Read the entries below and pull out each line with the string "yaratish".

-- BEGIN --

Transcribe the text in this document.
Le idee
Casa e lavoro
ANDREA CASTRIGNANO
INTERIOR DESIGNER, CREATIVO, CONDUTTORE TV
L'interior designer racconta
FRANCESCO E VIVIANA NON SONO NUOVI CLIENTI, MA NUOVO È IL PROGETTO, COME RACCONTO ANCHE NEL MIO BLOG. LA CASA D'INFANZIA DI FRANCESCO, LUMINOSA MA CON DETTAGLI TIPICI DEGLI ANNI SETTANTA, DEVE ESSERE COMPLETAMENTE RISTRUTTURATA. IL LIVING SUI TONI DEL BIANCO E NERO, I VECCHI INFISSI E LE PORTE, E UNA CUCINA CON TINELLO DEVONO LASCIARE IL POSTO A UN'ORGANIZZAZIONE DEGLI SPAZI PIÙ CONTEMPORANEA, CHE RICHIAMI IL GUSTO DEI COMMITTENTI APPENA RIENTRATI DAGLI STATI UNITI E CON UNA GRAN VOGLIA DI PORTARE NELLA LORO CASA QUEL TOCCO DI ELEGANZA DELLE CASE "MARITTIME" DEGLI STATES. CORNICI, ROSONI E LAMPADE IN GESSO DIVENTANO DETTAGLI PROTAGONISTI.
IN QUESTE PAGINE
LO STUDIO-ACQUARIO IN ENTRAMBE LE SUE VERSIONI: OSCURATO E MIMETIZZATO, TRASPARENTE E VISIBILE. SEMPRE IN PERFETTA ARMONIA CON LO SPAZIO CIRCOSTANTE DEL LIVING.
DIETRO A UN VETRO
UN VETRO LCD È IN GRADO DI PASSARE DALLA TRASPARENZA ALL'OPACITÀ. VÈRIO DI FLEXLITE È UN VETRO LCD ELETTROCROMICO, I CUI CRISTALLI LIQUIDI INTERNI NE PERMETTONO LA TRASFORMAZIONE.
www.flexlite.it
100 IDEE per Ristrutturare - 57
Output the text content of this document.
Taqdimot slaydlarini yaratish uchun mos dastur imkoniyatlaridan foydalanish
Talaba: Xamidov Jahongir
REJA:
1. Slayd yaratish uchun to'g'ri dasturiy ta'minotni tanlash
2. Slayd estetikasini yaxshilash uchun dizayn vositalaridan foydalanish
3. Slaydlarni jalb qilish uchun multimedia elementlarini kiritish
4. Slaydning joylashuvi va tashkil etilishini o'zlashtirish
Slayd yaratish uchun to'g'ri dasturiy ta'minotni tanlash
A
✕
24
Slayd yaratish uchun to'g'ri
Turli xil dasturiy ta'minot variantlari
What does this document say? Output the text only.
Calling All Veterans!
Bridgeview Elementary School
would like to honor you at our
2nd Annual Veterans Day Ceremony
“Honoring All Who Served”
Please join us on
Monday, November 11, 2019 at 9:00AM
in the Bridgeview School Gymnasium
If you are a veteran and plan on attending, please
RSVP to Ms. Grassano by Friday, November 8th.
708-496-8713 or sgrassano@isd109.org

-- END --

> **Solved exercise**:
Taqdimot slaydlarini yaratish uchun mos dastur imkoniyatlaridan foydalanish
1. Slayd yaratish uchun to'g'ri dasturiy ta'minotni tanlash
Slayd yaratish uchun to'g'ri dasturiy ta'minotni tanlash
Slayd yaratish uchun to'g'ri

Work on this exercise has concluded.